WHAT YOU HAVE TO DO: Please repeat all of the listing exactly.

SOURCE DATA:
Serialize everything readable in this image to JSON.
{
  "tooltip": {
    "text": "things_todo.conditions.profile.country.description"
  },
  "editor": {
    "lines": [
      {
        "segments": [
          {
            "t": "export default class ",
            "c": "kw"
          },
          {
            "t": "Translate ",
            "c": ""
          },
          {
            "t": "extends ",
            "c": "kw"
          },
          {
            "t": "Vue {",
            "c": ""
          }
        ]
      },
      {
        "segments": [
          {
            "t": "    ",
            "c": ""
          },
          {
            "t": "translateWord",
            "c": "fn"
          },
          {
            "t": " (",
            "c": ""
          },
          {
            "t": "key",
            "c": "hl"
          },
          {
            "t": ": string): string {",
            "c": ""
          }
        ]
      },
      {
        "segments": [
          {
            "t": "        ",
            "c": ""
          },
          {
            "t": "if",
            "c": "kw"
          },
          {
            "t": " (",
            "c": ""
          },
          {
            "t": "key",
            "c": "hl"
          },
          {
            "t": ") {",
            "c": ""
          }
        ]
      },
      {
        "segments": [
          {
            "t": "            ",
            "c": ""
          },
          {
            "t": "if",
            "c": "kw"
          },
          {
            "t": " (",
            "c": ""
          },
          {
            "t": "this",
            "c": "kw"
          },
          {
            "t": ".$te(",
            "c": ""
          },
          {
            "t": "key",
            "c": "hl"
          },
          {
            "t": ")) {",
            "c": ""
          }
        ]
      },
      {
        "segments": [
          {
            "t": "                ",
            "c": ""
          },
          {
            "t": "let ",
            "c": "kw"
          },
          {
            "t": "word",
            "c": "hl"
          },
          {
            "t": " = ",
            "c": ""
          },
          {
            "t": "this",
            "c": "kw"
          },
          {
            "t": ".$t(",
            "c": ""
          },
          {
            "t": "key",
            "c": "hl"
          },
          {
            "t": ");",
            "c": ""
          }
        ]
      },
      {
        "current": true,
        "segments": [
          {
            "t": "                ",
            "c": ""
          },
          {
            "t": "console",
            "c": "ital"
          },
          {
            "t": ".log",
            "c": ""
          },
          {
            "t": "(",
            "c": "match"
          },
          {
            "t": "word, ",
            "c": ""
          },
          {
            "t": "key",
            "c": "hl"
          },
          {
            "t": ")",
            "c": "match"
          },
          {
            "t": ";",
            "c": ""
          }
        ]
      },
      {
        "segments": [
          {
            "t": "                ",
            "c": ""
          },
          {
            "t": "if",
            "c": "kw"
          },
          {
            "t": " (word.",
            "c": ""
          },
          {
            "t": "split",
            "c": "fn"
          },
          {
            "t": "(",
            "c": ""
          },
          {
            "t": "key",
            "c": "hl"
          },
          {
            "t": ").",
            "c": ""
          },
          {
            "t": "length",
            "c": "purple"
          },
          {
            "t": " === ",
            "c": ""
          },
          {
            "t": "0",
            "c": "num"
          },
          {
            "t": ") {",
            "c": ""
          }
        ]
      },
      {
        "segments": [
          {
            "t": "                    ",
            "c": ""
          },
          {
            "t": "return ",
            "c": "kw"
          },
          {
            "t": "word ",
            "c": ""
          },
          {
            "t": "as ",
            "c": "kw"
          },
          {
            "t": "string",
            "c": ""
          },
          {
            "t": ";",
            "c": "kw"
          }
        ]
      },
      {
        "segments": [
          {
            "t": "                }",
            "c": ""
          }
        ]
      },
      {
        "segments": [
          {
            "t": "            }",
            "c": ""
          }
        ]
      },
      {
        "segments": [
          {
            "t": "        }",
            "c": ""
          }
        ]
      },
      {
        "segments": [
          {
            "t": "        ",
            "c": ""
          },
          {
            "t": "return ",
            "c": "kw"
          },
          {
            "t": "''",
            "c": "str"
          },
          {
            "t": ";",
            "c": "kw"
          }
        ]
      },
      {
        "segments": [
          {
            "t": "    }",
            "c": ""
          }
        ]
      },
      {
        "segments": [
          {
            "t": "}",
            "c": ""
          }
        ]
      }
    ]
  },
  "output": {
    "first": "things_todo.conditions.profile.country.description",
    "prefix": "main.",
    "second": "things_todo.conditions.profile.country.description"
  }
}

REPLY:
Serialize everything readable in this image to JSON.
{
  "tooltip": {
    "text": "things_todo.conditions.profile.country.description"
  },
  "editor": {
    "lines": [
      {
        "segments": [
          {
            "t": "export default class ",
            "c": "kw"
          },
          {
            "t": "Translate ",
            "c": ""
          },
          {
            "t": "extends ",
            "c": "kw"
          },
          {
            "t": "Vue {",
            "c": ""
          }
        ]
      },
      {
        "segments": [
          {
            "t": "    ",
            "c": ""
          },
          {
            "t": "translateWord",
            "c": "fn"
          },
          {
            "t": " (",
            "c": ""
          },
          {
            "t": "key",
            "c": "hl"
          },
          {
            "t": ": string): string {",
            "c": ""
          }
        ]
      },
      {
        "segments": [
          {
            "t": "        ",
            "c": ""
          },
          {
            "t": "if",
            "c": "kw"
          },
          {
            "t": " (",
            "c": ""
          },
          {
            "t": "key",
            "c": "hl"
          },
          {
            "t": ") {",
            "c": ""
          }
        ]
      },
      {
        "segments": [
          {
            "t": "            ",
            "c": ""
          },
          {
            "t": "if",
            "c": "kw"
          },
          {
            "t": " (",
            "c": ""
          },
          {
            "t": "this",
            "c": "kw"
          },
          {
            "t": ".$te(",
            "c": ""
          },
          {
            "t": "key",
            "c": "hl"
          },
          {
            "t": ")) {",
            "c": ""
          }
        ]
      },
      {
        "segments": [
          {
            "t": "                ",
            "c": ""
          },
          {
            "t": "let ",
            "c": "kw"
          },
          {
            "t": "word",
            "c": "hl"
          },
          {
            "t": " = ",
            "c": ""
          },
          {
            "t": "this",
            "c": "kw"
          },
          {
            "t": ".$t(",
            "c": ""
          },
          {
            "t": "key",
            "c": "hl"
          },
          {
            "t": ");",
            "c": ""
          }
        ]
      },
      {
        "current": true,
        "segments": [
          {
            "t": "                ",
            "c": ""
          },
          {
            "t": "console",
            "c": "ital"
          },
          {
            "t": ".log",
            "c": ""
          },
          {
            "t": "(",
            "c": "match"
          },
          {
            "t": "word, ",
            "c": ""
          },
          {
            "t": "key",
            "c": "hl"
          },
          {
            "t": ")",
            "c": "match"
          },
          {
            "t": ";",
            "c": ""
          }
        ]
      },
      {
        "segments": [
          {
            "t": "                ",
            "c": ""
          },
          {
            "t": "if",
            "c": "kw"
          },
          {
            "t": " (word.",
            "c": ""
          },
          {
            "t": "split",
            "c": "fn"
          },
          {
            "t": "(",
            "c": ""
          },
          {
            "t": "key",
            "c": "hl"
          },
          {
            "t": ").",
            "c": ""
          },
          {
            "t": "length",
            "c": "purple"
          },
          {
            "t": " === ",
            "c": ""
          },
          {
            "t": "0",
            "c": "num"
          },
          {
            "t": ") {",
            "c": ""
          }
        ]
      },
      {
        "segments": [
          {
            "t": "                    ",
            "c": ""
          },
          {
            "t": "return ",
            "c": "kw"
          },
          {
            "t": "word ",
            "c": ""
          },
          {
            "t": "as ",
            "c": "kw"
          },
          {
            "t": "string",
            "c": ""
          },
          {
            "t": ";",
            "c": "kw"
          }
        ]
      },
      {
        "segments": [
          {
            "t": "                }",
            "c": ""
          }
        ]
      },
      {
        "segments": [
          {
            "t": "            }",
            "c": ""
          }
        ]
      },
      {
        "segments": [
          {
            "t": "        }",
            "c": ""
          }
        ]
      },
      {
        "segments": [
          {
            "t": "        ",
            "c": ""
          },
          {
            "t": "return ",
            "c": "kw"
          },
          {
            "t": "''",
            "c": "str"
          },
          {
            "t": ";",
            "c": "kw"
          }
        ]
      },
      {
        "segments": [
          {
            "t": "    }",
            "c": ""
          }
        ]
      },
      {
        "segments": [
          {
            "t": "}",
            "c": ""
          }
        ]
      }
    ]
  },
  "output": {
    "first": "things_todo.conditions.profile.country.description",
    "prefix": "main.",
    "second": "things_todo.conditions.profile.country.description"
  }
}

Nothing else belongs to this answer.